## AIM OF THE EXERCISE
Locate the word "screenshot" in the data below, then copy every line that holds it.
### PROVIDED INFORMATION
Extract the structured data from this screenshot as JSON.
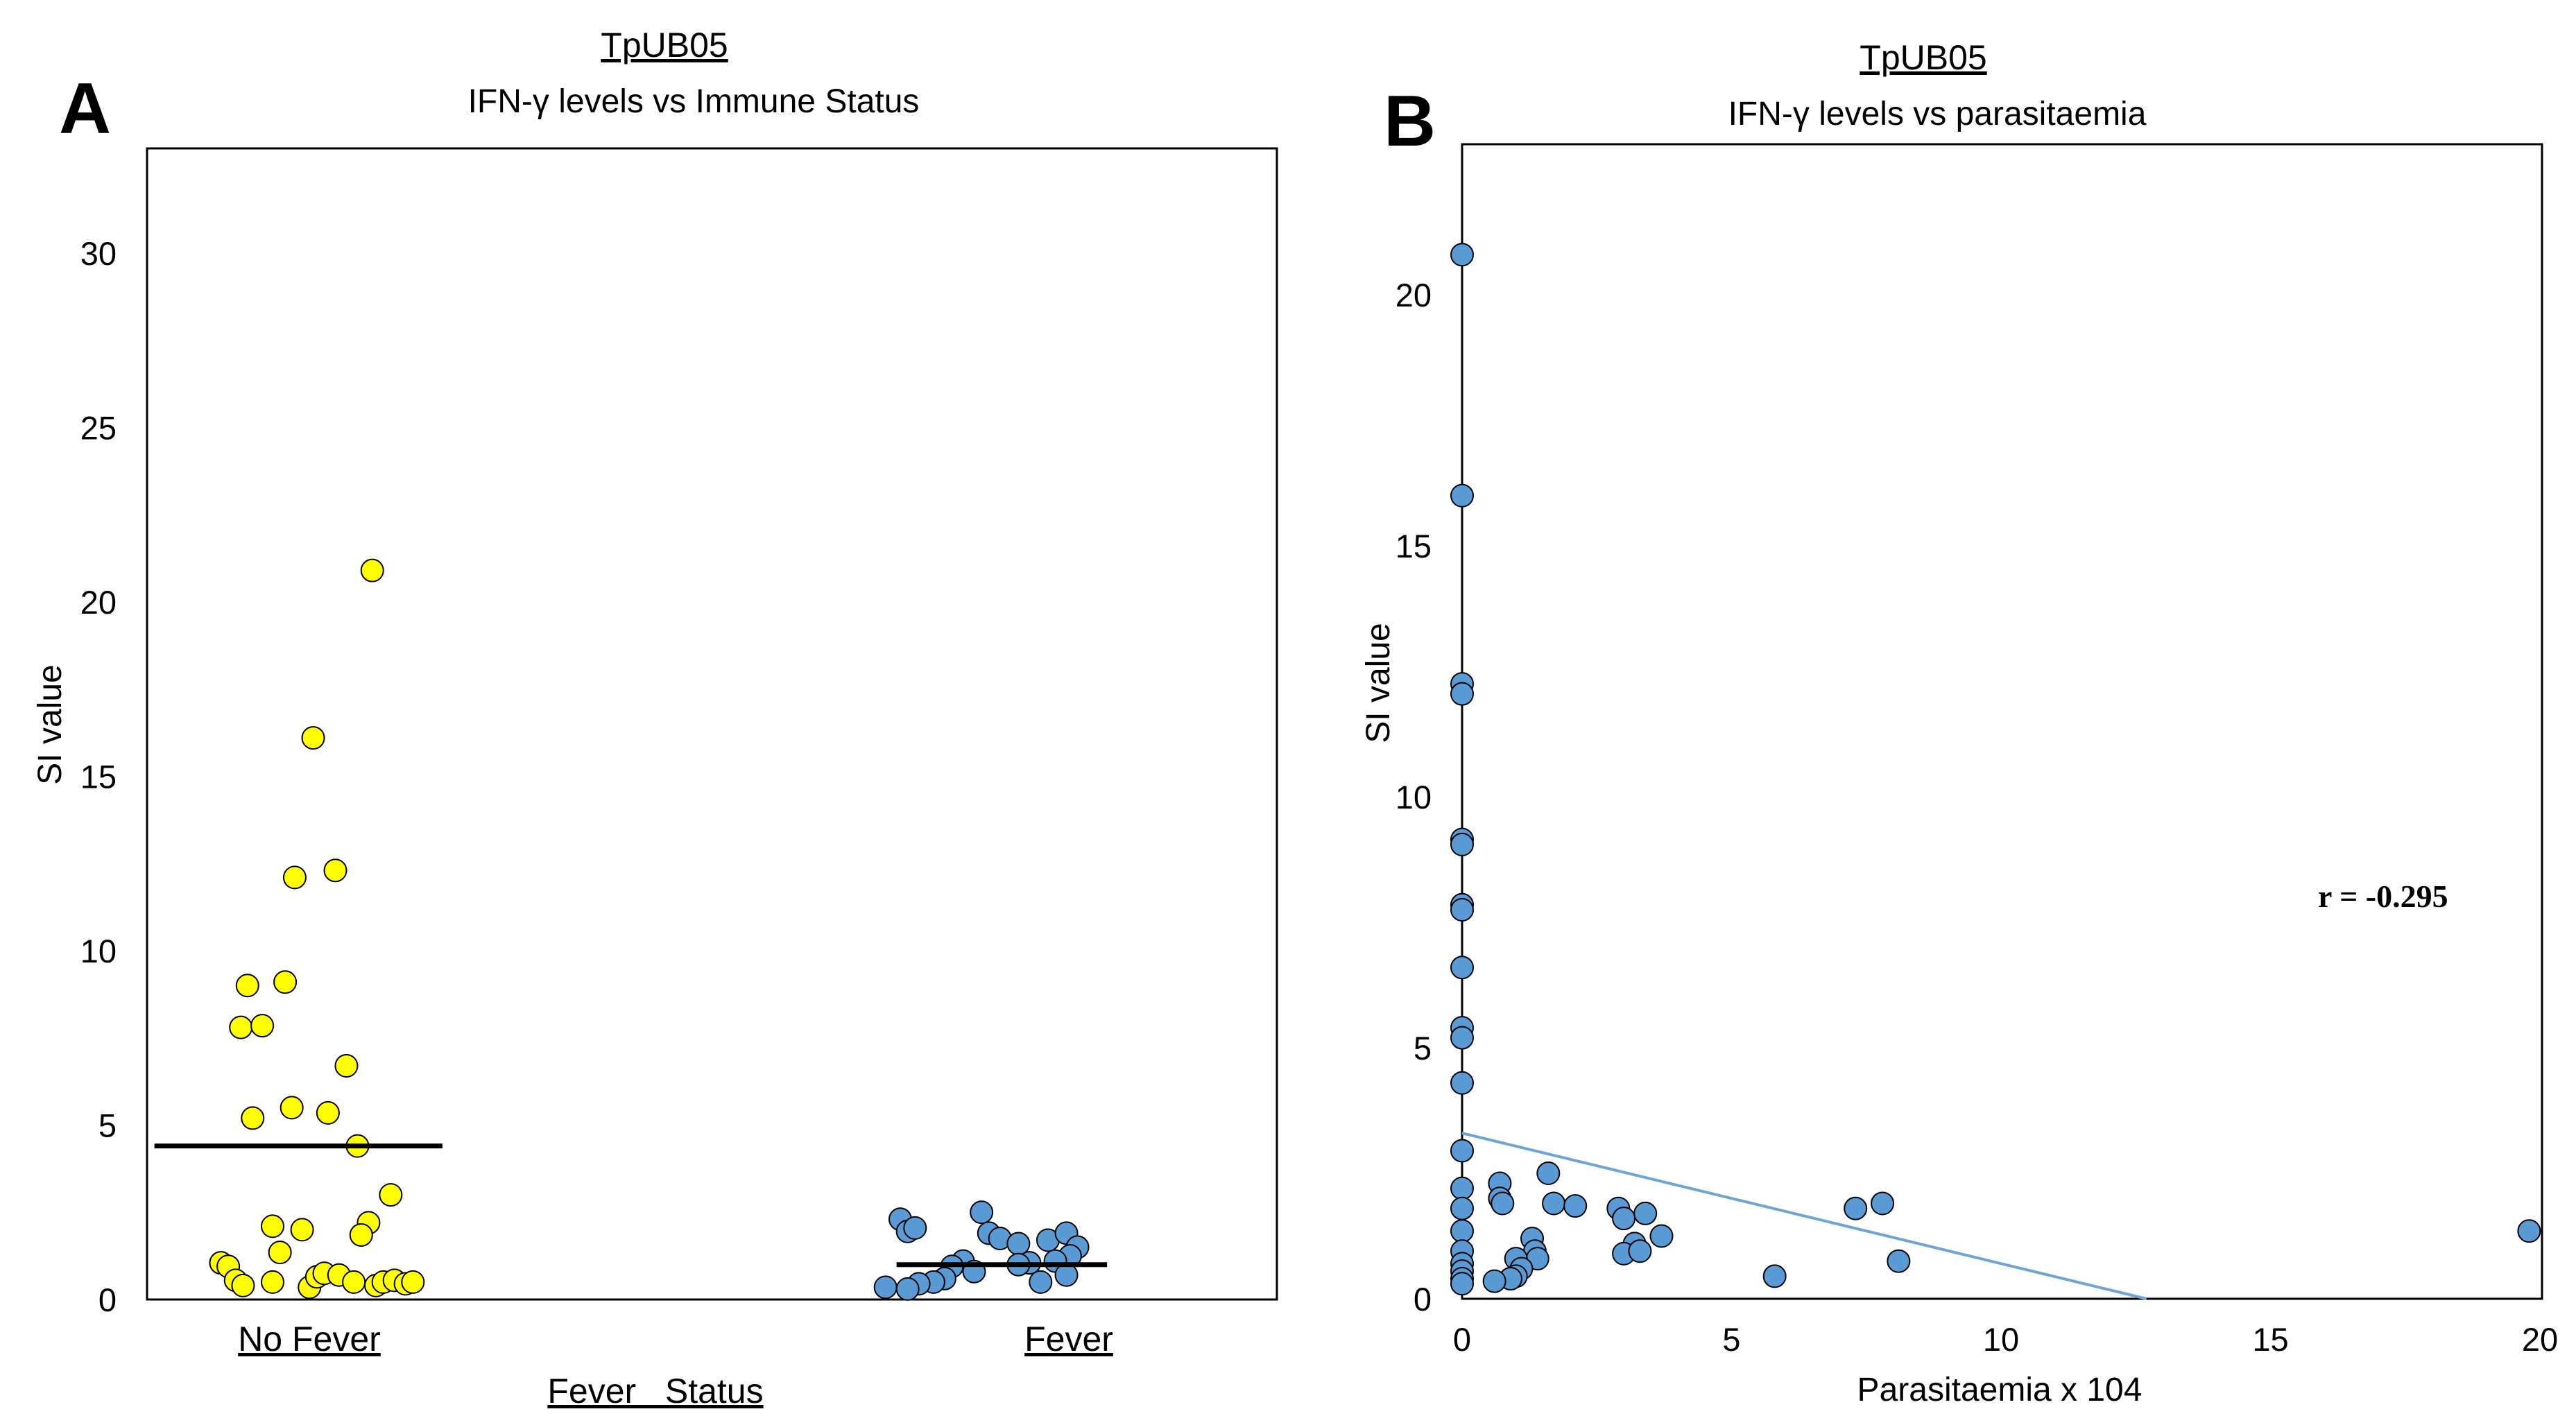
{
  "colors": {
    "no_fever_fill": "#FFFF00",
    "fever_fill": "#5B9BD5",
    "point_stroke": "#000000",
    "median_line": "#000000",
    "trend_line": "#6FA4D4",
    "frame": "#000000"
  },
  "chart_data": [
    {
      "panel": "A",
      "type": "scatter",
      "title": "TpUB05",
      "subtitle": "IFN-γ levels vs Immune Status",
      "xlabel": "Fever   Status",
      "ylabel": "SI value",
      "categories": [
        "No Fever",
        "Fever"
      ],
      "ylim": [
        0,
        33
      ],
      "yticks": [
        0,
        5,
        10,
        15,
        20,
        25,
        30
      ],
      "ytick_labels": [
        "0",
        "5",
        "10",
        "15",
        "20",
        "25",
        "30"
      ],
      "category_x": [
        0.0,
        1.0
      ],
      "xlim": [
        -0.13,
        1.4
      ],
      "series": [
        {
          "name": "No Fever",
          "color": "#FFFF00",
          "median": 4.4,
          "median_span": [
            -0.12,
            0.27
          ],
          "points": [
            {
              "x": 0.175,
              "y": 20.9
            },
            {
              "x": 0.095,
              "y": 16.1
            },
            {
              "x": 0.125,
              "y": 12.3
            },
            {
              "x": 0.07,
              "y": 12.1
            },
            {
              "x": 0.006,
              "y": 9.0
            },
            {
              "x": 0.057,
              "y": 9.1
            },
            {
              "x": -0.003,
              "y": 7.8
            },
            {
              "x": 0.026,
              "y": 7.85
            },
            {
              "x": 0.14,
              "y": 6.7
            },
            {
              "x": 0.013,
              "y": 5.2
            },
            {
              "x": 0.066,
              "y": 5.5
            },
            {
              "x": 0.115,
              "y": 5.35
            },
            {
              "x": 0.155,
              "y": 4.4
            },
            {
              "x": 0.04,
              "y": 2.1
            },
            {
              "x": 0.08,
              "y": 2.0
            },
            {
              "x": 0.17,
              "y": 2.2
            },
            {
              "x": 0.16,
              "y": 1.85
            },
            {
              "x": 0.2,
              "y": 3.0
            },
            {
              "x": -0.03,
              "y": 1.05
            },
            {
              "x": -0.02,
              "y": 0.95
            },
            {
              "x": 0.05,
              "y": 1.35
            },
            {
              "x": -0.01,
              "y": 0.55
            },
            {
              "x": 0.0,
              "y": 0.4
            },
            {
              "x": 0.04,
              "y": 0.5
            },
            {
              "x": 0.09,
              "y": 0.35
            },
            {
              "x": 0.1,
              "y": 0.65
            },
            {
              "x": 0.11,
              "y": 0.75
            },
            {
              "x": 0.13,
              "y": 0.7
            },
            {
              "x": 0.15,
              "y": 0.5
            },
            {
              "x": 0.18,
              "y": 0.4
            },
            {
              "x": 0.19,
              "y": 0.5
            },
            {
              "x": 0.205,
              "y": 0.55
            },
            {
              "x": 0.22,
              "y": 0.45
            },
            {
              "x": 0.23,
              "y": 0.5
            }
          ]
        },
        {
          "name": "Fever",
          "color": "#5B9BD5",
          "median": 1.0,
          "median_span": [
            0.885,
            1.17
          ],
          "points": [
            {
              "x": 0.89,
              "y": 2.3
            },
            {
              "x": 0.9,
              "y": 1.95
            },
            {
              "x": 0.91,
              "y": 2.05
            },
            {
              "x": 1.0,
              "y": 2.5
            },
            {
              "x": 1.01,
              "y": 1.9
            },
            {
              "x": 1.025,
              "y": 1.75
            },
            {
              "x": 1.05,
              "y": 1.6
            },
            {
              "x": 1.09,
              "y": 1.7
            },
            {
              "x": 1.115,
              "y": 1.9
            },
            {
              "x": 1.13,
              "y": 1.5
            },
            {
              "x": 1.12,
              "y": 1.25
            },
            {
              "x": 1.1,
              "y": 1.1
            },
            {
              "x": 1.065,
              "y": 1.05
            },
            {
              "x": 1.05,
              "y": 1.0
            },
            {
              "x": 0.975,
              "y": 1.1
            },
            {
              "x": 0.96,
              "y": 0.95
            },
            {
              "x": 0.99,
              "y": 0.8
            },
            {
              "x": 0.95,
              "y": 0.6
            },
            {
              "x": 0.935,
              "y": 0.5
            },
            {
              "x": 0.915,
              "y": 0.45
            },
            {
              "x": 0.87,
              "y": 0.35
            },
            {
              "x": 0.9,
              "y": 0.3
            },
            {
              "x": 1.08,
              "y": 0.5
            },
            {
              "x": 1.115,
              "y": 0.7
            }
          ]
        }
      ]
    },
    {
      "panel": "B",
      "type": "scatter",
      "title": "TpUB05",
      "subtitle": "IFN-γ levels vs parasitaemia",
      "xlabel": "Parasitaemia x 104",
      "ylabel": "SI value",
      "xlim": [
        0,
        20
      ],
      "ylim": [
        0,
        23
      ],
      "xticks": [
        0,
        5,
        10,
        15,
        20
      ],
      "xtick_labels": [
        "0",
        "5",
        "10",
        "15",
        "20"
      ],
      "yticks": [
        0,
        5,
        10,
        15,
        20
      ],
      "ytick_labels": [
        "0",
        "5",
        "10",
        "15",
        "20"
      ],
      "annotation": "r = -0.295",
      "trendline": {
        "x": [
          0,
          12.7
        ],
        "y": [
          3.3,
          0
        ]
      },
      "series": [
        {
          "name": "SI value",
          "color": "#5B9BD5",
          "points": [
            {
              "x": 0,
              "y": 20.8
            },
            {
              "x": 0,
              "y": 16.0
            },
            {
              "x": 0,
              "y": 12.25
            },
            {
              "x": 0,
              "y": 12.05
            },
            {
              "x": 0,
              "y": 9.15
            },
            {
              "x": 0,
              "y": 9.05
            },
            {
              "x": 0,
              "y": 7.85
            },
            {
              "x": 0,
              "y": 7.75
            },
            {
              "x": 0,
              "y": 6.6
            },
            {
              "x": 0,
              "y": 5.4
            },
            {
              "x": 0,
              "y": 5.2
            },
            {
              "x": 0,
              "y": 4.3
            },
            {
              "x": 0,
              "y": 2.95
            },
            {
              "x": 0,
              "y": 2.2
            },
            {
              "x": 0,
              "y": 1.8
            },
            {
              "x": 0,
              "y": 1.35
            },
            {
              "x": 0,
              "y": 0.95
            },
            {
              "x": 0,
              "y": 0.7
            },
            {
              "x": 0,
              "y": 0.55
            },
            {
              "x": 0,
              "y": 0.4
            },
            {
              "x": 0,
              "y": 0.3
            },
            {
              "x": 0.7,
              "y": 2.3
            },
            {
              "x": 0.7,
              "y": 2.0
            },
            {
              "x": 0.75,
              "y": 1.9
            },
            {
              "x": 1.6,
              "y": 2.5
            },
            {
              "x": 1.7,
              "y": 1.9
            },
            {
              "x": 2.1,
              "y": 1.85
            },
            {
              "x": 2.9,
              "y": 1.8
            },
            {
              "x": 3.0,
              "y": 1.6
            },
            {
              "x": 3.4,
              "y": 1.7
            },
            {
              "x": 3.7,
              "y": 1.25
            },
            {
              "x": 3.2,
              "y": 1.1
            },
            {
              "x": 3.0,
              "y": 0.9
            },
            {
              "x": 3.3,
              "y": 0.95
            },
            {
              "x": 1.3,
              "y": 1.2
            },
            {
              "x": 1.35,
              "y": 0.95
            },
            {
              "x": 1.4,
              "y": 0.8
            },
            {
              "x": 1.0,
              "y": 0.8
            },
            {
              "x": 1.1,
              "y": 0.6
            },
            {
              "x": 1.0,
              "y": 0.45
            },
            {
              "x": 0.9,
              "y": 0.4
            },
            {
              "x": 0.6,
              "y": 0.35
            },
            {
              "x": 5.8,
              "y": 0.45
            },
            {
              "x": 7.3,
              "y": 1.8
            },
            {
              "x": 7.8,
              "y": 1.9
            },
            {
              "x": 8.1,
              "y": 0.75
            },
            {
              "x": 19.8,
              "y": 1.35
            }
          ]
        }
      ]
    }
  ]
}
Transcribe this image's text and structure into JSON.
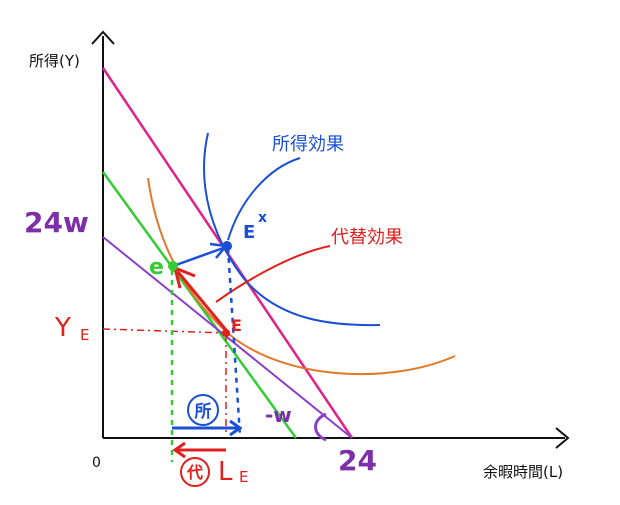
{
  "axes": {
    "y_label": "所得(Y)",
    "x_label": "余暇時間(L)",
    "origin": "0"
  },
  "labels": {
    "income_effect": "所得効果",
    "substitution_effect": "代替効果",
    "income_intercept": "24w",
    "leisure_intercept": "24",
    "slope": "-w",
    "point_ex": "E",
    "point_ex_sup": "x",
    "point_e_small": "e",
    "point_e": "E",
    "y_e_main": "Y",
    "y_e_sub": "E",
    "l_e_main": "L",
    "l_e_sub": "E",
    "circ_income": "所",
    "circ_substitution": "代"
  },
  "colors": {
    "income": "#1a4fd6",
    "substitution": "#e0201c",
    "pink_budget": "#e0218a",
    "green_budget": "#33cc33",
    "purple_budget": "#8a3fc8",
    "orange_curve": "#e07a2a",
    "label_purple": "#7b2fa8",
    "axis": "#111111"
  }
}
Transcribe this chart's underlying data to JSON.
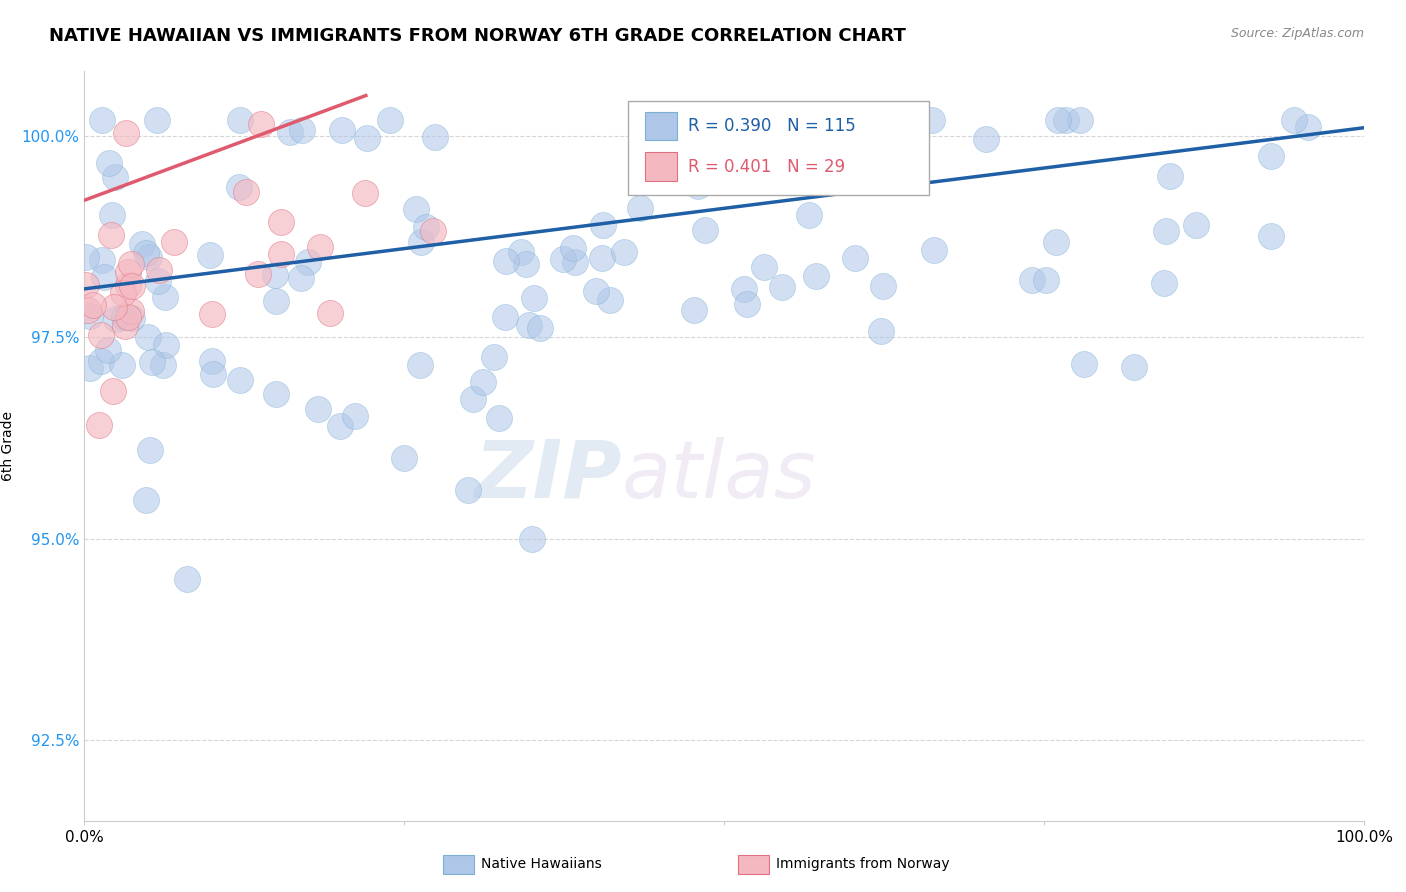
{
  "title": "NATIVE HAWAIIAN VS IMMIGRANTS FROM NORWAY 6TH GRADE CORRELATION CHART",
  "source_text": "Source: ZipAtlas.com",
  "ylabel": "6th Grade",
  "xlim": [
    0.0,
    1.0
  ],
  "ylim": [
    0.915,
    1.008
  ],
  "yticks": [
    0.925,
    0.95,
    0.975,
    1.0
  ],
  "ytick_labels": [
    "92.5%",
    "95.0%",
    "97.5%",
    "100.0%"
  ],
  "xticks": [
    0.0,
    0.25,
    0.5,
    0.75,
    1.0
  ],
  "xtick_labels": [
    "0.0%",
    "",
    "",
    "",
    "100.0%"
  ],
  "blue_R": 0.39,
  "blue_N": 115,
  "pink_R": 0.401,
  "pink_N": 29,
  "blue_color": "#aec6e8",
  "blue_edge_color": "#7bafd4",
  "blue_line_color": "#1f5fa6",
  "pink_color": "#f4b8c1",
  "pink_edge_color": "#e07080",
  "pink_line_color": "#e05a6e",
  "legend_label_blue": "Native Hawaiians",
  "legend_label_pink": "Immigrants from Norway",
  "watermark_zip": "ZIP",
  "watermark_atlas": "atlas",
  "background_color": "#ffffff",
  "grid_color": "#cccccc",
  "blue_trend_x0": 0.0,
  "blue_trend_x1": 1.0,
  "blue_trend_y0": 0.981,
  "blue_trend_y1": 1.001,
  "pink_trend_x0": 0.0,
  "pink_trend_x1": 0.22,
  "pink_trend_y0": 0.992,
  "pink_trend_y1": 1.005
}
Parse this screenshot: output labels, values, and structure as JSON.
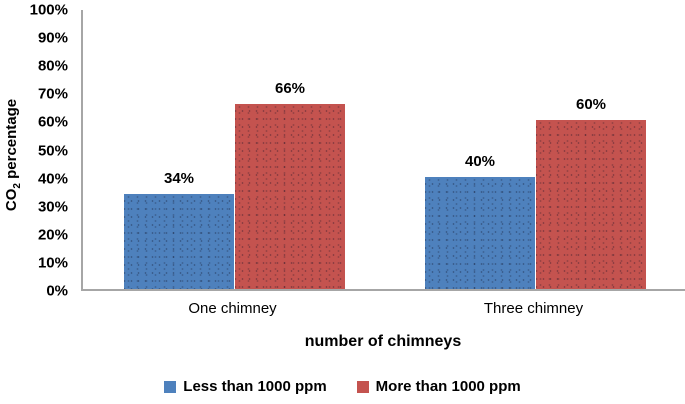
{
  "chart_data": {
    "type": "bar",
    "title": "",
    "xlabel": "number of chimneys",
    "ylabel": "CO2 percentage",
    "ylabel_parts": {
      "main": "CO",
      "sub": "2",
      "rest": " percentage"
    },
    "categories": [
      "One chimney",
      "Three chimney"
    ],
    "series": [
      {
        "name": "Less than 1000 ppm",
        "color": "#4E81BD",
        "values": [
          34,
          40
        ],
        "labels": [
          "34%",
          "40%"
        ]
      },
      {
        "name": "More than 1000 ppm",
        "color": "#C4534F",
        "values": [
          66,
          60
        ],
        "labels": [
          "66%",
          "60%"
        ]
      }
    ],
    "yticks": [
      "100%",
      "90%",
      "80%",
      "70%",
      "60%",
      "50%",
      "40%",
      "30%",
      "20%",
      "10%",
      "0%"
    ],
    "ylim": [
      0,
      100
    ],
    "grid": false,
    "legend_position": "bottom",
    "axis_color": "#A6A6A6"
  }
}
######
## EXPECTED ANSWER
Extract the structured data from this screenshot as JSON.
Parse this screenshot: output labels, values, and structure as JSON.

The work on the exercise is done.